━━━━━ ENTRIES SHOWN ━━━━━

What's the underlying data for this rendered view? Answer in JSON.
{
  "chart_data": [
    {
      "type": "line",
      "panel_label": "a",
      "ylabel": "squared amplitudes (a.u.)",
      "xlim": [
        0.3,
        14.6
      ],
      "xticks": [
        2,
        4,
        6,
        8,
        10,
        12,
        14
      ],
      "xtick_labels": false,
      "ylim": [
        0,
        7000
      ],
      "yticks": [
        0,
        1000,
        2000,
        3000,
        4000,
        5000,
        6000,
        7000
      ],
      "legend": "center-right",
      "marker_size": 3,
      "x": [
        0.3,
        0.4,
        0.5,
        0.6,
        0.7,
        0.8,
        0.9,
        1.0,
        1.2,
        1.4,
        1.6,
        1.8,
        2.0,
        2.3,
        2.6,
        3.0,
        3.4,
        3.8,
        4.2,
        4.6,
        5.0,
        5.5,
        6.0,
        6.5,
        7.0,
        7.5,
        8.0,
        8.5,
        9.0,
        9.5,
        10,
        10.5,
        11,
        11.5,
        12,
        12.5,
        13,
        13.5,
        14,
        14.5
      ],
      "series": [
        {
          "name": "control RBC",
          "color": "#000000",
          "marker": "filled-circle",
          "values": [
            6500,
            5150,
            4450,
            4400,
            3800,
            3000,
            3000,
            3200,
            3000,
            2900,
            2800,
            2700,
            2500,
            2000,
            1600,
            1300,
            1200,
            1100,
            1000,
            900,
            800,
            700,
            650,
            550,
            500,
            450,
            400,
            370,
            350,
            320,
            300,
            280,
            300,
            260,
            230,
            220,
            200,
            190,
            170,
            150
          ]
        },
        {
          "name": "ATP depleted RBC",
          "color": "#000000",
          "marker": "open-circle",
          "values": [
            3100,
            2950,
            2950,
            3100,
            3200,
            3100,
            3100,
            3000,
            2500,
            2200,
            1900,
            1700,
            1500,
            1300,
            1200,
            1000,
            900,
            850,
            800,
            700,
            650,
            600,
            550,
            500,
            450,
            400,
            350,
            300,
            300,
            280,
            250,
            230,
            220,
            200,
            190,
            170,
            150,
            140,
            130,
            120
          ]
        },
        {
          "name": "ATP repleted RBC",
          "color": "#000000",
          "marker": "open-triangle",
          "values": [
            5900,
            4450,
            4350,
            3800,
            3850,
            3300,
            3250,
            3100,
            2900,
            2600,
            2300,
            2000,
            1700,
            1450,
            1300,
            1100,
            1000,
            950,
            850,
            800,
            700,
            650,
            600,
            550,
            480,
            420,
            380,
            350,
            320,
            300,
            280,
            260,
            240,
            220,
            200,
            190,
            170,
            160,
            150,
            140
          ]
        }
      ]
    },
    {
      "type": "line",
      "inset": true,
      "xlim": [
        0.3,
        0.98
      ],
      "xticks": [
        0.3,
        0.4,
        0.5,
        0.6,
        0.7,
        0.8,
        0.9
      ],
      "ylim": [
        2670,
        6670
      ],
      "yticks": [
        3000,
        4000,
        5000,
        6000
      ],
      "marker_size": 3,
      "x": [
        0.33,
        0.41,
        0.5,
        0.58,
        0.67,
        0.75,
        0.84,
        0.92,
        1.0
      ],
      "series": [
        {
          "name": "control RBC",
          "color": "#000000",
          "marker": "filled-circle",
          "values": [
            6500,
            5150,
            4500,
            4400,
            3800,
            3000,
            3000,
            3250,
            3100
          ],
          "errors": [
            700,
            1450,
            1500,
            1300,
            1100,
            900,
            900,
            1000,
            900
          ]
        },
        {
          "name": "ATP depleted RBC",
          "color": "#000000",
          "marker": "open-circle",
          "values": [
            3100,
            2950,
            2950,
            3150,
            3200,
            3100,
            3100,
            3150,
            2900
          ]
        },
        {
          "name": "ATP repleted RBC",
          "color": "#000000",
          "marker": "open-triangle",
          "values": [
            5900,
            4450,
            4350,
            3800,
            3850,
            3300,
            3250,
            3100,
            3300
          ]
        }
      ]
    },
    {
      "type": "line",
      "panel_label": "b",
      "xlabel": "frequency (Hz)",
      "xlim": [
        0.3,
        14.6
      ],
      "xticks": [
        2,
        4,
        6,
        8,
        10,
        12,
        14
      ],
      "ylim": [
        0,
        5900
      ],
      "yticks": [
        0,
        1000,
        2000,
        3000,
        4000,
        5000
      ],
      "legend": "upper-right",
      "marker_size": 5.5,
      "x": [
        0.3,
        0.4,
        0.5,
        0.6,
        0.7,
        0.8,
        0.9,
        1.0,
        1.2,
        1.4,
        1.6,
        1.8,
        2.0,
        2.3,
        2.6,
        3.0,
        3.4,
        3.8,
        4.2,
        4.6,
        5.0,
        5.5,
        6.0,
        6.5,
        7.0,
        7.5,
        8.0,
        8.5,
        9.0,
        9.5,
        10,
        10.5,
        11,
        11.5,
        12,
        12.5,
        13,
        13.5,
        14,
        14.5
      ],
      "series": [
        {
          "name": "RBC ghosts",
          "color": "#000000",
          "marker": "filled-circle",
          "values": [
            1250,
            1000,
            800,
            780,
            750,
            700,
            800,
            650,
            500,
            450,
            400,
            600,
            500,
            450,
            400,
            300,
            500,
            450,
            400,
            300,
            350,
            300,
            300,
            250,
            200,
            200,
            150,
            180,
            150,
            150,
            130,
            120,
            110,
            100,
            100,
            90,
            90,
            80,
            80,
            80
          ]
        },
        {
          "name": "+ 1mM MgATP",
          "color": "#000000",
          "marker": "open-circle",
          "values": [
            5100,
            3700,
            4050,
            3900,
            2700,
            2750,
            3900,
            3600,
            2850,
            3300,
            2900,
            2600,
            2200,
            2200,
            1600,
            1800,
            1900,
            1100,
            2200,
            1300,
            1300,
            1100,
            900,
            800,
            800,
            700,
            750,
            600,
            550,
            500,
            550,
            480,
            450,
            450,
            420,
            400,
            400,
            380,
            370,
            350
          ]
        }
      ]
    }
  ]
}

━━━━━

## EXERCISE PROMPT
Exact copies of all the records are required.

## SOLUTION TO THIS PROBLEM
What's the underlying data for this rendered view? Answer in JSON.
{
  "chart_data": [
    {
      "type": "line",
      "panel_label": "a",
      "ylabel": "squared amplitudes (a.u.)",
      "xlim": [
        0.3,
        14.6
      ],
      "xticks": [
        2,
        4,
        6,
        8,
        10,
        12,
        14
      ],
      "xtick_labels": false,
      "ylim": [
        0,
        7000
      ],
      "yticks": [
        0,
        1000,
        2000,
        3000,
        4000,
        5000,
        6000,
        7000
      ],
      "legend": "center-right",
      "marker_size": 3,
      "x": [
        0.3,
        0.4,
        0.5,
        0.6,
        0.7,
        0.8,
        0.9,
        1.0,
        1.2,
        1.4,
        1.6,
        1.8,
        2.0,
        2.3,
        2.6,
        3.0,
        3.4,
        3.8,
        4.2,
        4.6,
        5.0,
        5.5,
        6.0,
        6.5,
        7.0,
        7.5,
        8.0,
        8.5,
        9.0,
        9.5,
        10,
        10.5,
        11,
        11.5,
        12,
        12.5,
        13,
        13.5,
        14,
        14.5
      ],
      "series": [
        {
          "name": "control RBC",
          "color": "#000000",
          "marker": "filled-circle",
          "values": [
            6500,
            5150,
            4450,
            4400,
            3800,
            3000,
            3000,
            3200,
            3000,
            2900,
            2800,
            2700,
            2500,
            2000,
            1600,
            1300,
            1200,
            1100,
            1000,
            900,
            800,
            700,
            650,
            550,
            500,
            450,
            400,
            370,
            350,
            320,
            300,
            280,
            300,
            260,
            230,
            220,
            200,
            190,
            170,
            150
          ]
        },
        {
          "name": "ATP depleted RBC",
          "color": "#000000",
          "marker": "open-circle",
          "values": [
            3100,
            2950,
            2950,
            3100,
            3200,
            3100,
            3100,
            3000,
            2500,
            2200,
            1900,
            1700,
            1500,
            1300,
            1200,
            1000,
            900,
            850,
            800,
            700,
            650,
            600,
            550,
            500,
            450,
            400,
            350,
            300,
            300,
            280,
            250,
            230,
            220,
            200,
            190,
            170,
            150,
            140,
            130,
            120
          ]
        },
        {
          "name": "ATP repleted RBC",
          "color": "#000000",
          "marker": "open-triangle",
          "values": [
            5900,
            4450,
            4350,
            3800,
            3850,
            3300,
            3250,
            3100,
            2900,
            2600,
            2300,
            2000,
            1700,
            1450,
            1300,
            1100,
            1000,
            950,
            850,
            800,
            700,
            650,
            600,
            550,
            480,
            420,
            380,
            350,
            320,
            300,
            280,
            260,
            240,
            220,
            200,
            190,
            170,
            160,
            150,
            140
          ]
        }
      ]
    },
    {
      "type": "line",
      "inset": true,
      "xlim": [
        0.3,
        0.98
      ],
      "xticks": [
        0.3,
        0.4,
        0.5,
        0.6,
        0.7,
        0.8,
        0.9
      ],
      "ylim": [
        2670,
        6670
      ],
      "yticks": [
        3000,
        4000,
        5000,
        6000
      ],
      "marker_size": 3,
      "x": [
        0.33,
        0.41,
        0.5,
        0.58,
        0.67,
        0.75,
        0.84,
        0.92,
        1.0
      ],
      "series": [
        {
          "name": "control RBC",
          "color": "#000000",
          "marker": "filled-circle",
          "values": [
            6500,
            5150,
            4500,
            4400,
            3800,
            3000,
            3000,
            3250,
            3100
          ],
          "errors": [
            700,
            1450,
            1500,
            1300,
            1100,
            900,
            900,
            1000,
            900
          ]
        },
        {
          "name": "ATP depleted RBC",
          "color": "#000000",
          "marker": "open-circle",
          "values": [
            3100,
            2950,
            2950,
            3150,
            3200,
            3100,
            3100,
            3150,
            2900
          ]
        },
        {
          "name": "ATP repleted RBC",
          "color": "#000000",
          "marker": "open-triangle",
          "values": [
            5900,
            4450,
            4350,
            3800,
            3850,
            3300,
            3250,
            3100,
            3300
          ]
        }
      ]
    },
    {
      "type": "line",
      "panel_label": "b",
      "xlabel": "frequency (Hz)",
      "xlim": [
        0.3,
        14.6
      ],
      "xticks": [
        2,
        4,
        6,
        8,
        10,
        12,
        14
      ],
      "ylim": [
        0,
        5900
      ],
      "yticks": [
        0,
        1000,
        2000,
        3000,
        4000,
        5000
      ],
      "legend": "upper-right",
      "marker_size": 5.5,
      "x": [
        0.3,
        0.4,
        0.5,
        0.6,
        0.7,
        0.8,
        0.9,
        1.0,
        1.2,
        1.4,
        1.6,
        1.8,
        2.0,
        2.3,
        2.6,
        3.0,
        3.4,
        3.8,
        4.2,
        4.6,
        5.0,
        5.5,
        6.0,
        6.5,
        7.0,
        7.5,
        8.0,
        8.5,
        9.0,
        9.5,
        10,
        10.5,
        11,
        11.5,
        12,
        12.5,
        13,
        13.5,
        14,
        14.5
      ],
      "series": [
        {
          "name": "RBC ghosts",
          "color": "#000000",
          "marker": "filled-circle",
          "values": [
            1250,
            1000,
            800,
            780,
            750,
            700,
            800,
            650,
            500,
            450,
            400,
            600,
            500,
            450,
            400,
            300,
            500,
            450,
            400,
            300,
            350,
            300,
            300,
            250,
            200,
            200,
            150,
            180,
            150,
            150,
            130,
            120,
            110,
            100,
            100,
            90,
            90,
            80,
            80,
            80
          ]
        },
        {
          "name": "+ 1mM MgATP",
          "color": "#000000",
          "marker": "open-circle",
          "values": [
            5100,
            3700,
            4050,
            3900,
            2700,
            2750,
            3900,
            3600,
            2850,
            3300,
            2900,
            2600,
            2200,
            2200,
            1600,
            1800,
            1900,
            1100,
            2200,
            1300,
            1300,
            1100,
            900,
            800,
            800,
            700,
            750,
            600,
            550,
            500,
            550,
            480,
            450,
            450,
            420,
            400,
            400,
            380,
            370,
            350
          ]
        }
      ]
    }
  ]
}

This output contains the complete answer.